__Directive__. Repeat the records exactly. Every line must match.

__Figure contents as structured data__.
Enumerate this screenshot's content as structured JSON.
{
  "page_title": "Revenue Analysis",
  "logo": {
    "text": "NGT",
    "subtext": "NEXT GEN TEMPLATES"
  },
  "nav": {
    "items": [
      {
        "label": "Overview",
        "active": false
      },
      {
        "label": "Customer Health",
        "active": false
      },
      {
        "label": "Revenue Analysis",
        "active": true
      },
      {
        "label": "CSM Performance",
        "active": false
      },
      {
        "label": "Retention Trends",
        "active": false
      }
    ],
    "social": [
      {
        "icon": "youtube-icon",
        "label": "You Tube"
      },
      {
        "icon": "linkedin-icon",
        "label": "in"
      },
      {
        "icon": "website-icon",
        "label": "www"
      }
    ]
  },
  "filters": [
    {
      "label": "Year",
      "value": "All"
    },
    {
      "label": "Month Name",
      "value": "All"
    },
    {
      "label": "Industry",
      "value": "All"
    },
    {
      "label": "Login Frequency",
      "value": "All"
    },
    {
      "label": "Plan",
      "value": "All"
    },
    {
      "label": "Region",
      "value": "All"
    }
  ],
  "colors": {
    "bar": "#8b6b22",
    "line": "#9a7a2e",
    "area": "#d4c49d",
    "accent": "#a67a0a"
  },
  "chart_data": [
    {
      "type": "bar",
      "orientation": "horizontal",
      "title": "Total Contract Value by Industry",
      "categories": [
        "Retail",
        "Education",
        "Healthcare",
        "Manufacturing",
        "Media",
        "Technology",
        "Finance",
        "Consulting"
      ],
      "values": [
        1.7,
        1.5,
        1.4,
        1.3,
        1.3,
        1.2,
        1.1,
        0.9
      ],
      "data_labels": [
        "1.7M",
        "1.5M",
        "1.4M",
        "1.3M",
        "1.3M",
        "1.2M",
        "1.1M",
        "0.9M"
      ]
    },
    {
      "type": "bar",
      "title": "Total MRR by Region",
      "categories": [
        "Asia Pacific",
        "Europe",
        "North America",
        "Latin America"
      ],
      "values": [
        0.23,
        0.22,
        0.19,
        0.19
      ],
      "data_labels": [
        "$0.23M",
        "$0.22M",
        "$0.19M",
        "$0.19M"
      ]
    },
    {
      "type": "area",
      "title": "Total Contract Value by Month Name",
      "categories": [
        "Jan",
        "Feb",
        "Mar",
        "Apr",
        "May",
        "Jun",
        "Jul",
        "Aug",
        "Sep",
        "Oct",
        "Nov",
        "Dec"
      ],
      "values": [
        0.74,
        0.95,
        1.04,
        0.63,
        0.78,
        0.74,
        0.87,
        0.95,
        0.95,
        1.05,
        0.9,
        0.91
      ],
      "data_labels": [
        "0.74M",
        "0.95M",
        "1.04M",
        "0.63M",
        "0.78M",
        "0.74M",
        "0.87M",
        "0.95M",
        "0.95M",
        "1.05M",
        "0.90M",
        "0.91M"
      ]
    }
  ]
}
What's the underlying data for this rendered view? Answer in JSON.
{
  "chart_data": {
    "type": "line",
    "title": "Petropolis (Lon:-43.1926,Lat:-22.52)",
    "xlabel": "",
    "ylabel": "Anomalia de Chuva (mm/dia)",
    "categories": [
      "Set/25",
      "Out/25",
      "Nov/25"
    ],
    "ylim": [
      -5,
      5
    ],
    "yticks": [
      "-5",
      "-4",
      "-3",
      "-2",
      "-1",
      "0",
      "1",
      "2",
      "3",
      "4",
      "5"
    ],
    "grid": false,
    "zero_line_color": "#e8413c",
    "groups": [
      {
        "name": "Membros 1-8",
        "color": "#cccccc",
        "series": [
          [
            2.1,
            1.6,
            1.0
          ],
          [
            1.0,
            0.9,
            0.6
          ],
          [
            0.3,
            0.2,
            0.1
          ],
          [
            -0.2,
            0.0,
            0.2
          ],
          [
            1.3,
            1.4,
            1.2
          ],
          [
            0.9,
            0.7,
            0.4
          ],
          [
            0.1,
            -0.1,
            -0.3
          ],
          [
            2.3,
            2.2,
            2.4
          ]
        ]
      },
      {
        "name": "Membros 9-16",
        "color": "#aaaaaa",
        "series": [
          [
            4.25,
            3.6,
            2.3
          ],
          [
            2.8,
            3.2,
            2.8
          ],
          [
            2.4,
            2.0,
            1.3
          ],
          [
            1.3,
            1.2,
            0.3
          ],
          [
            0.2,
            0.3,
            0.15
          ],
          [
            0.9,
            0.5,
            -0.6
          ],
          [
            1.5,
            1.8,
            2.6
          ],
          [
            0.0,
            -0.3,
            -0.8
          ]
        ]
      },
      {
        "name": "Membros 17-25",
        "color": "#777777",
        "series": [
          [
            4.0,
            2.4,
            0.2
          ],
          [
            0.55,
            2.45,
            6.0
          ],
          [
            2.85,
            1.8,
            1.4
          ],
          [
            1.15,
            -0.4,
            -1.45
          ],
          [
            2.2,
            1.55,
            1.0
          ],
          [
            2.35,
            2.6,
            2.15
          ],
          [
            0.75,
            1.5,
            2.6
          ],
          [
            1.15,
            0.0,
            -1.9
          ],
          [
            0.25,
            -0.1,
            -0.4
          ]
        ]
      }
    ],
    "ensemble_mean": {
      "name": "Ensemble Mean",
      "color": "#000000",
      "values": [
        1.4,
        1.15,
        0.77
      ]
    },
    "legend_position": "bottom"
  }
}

__Exercise result__.
Enumerate this screenshot's content as structured JSON.
{
  "page_title": "Revenue Analysis",
  "logo": {
    "text": "NGT",
    "subtext": "NEXT GEN TEMPLATES"
  },
  "nav": {
    "items": [
      {
        "label": "Overview",
        "active": false
      },
      {
        "label": "Customer Health",
        "active": false
      },
      {
        "label": "Revenue Analysis",
        "active": true
      },
      {
        "label": "CSM Performance",
        "active": false
      },
      {
        "label": "Retention Trends",
        "active": false
      }
    ],
    "social": [
      {
        "icon": "youtube-icon",
        "label": "You Tube"
      },
      {
        "icon": "linkedin-icon",
        "label": "in"
      },
      {
        "icon": "website-icon",
        "label": "www"
      }
    ]
  },
  "filters": [
    {
      "label": "Year",
      "value": "All"
    },
    {
      "label": "Month Name",
      "value": "All"
    },
    {
      "label": "Industry",
      "value": "All"
    },
    {
      "label": "Login Frequency",
      "value": "All"
    },
    {
      "label": "Plan",
      "value": "All"
    },
    {
      "label": "Region",
      "value": "All"
    }
  ],
  "colors": {
    "bar": "#8b6b22",
    "line": "#9a7a2e",
    "area": "#d4c49d",
    "accent": "#a67a0a"
  },
  "chart_data": [
    {
      "type": "bar",
      "orientation": "horizontal",
      "title": "Total Contract Value by Industry",
      "categories": [
        "Retail",
        "Education",
        "Healthcare",
        "Manufacturing",
        "Media",
        "Technology",
        "Finance",
        "Consulting"
      ],
      "values": [
        1.7,
        1.5,
        1.4,
        1.3,
        1.3,
        1.2,
        1.1,
        0.9
      ],
      "data_labels": [
        "1.7M",
        "1.5M",
        "1.4M",
        "1.3M",
        "1.3M",
        "1.2M",
        "1.1M",
        "0.9M"
      ]
    },
    {
      "type": "bar",
      "title": "Total MRR by Region",
      "categories": [
        "Asia Pacific",
        "Europe",
        "North America",
        "Latin America"
      ],
      "values": [
        0.23,
        0.22,
        0.19,
        0.19
      ],
      "data_labels": [
        "$0.23M",
        "$0.22M",
        "$0.19M",
        "$0.19M"
      ]
    },
    {
      "type": "area",
      "title": "Total Contract Value by Month Name",
      "categories": [
        "Jan",
        "Feb",
        "Mar",
        "Apr",
        "May",
        "Jun",
        "Jul",
        "Aug",
        "Sep",
        "Oct",
        "Nov",
        "Dec"
      ],
      "values": [
        0.74,
        0.95,
        1.04,
        0.63,
        0.78,
        0.74,
        0.87,
        0.95,
        0.95,
        1.05,
        0.9,
        0.91
      ],
      "data_labels": [
        "0.74M",
        "0.95M",
        "1.04M",
        "0.63M",
        "0.78M",
        "0.74M",
        "0.87M",
        "0.95M",
        "0.95M",
        "1.05M",
        "0.90M",
        "0.91M"
      ]
    }
  ]
}
What's the underlying data for this rendered view? Answer in JSON.
{
  "chart_data": {
    "type": "line",
    "title": "Petropolis (Lon:-43.1926,Lat:-22.52)",
    "xlabel": "",
    "ylabel": "Anomalia de Chuva (mm/dia)",
    "categories": [
      "Set/25",
      "Out/25",
      "Nov/25"
    ],
    "ylim": [
      -5,
      5
    ],
    "yticks": [
      "-5",
      "-4",
      "-3",
      "-2",
      "-1",
      "0",
      "1",
      "2",
      "3",
      "4",
      "5"
    ],
    "grid": false,
    "zero_line_color": "#e8413c",
    "groups": [
      {
        "name": "Membros 1-8",
        "color": "#cccccc",
        "series": [
          [
            2.1,
            1.6,
            1.0
          ],
          [
            1.0,
            0.9,
            0.6
          ],
          [
            0.3,
            0.2,
            0.1
          ],
          [
            -0.2,
            0.0,
            0.2
          ],
          [
            1.3,
            1.4,
            1.2
          ],
          [
            0.9,
            0.7,
            0.4
          ],
          [
            0.1,
            -0.1,
            -0.3
          ],
          [
            2.3,
            2.2,
            2.4
          ]
        ]
      },
      {
        "name": "Membros 9-16",
        "color": "#aaaaaa",
        "series": [
          [
            4.25,
            3.6,
            2.3
          ],
          [
            2.8,
            3.2,
            2.8
          ],
          [
            2.4,
            2.0,
            1.3
          ],
          [
            1.3,
            1.2,
            0.3
          ],
          [
            0.2,
            0.3,
            0.15
          ],
          [
            0.9,
            0.5,
            -0.6
          ],
          [
            1.5,
            1.8,
            2.6
          ],
          [
            0.0,
            -0.3,
            -0.8
          ]
        ]
      },
      {
        "name": "Membros 17-25",
        "color": "#777777",
        "series": [
          [
            4.0,
            2.4,
            0.2
          ],
          [
            0.55,
            2.45,
            6.0
          ],
          [
            2.85,
            1.8,
            1.4
          ],
          [
            1.15,
            -0.4,
            -1.45
          ],
          [
            2.2,
            1.55,
            1.0
          ],
          [
            2.35,
            2.6,
            2.15
          ],
          [
            0.75,
            1.5,
            2.6
          ],
          [
            1.15,
            0.0,
            -1.9
          ],
          [
            0.25,
            -0.1,
            -0.4
          ]
        ]
      }
    ],
    "ensemble_mean": {
      "name": "Ensemble Mean",
      "color": "#000000",
      "values": [
        1.4,
        1.15,
        0.77
      ]
    },
    "legend_position": "bottom"
  }
}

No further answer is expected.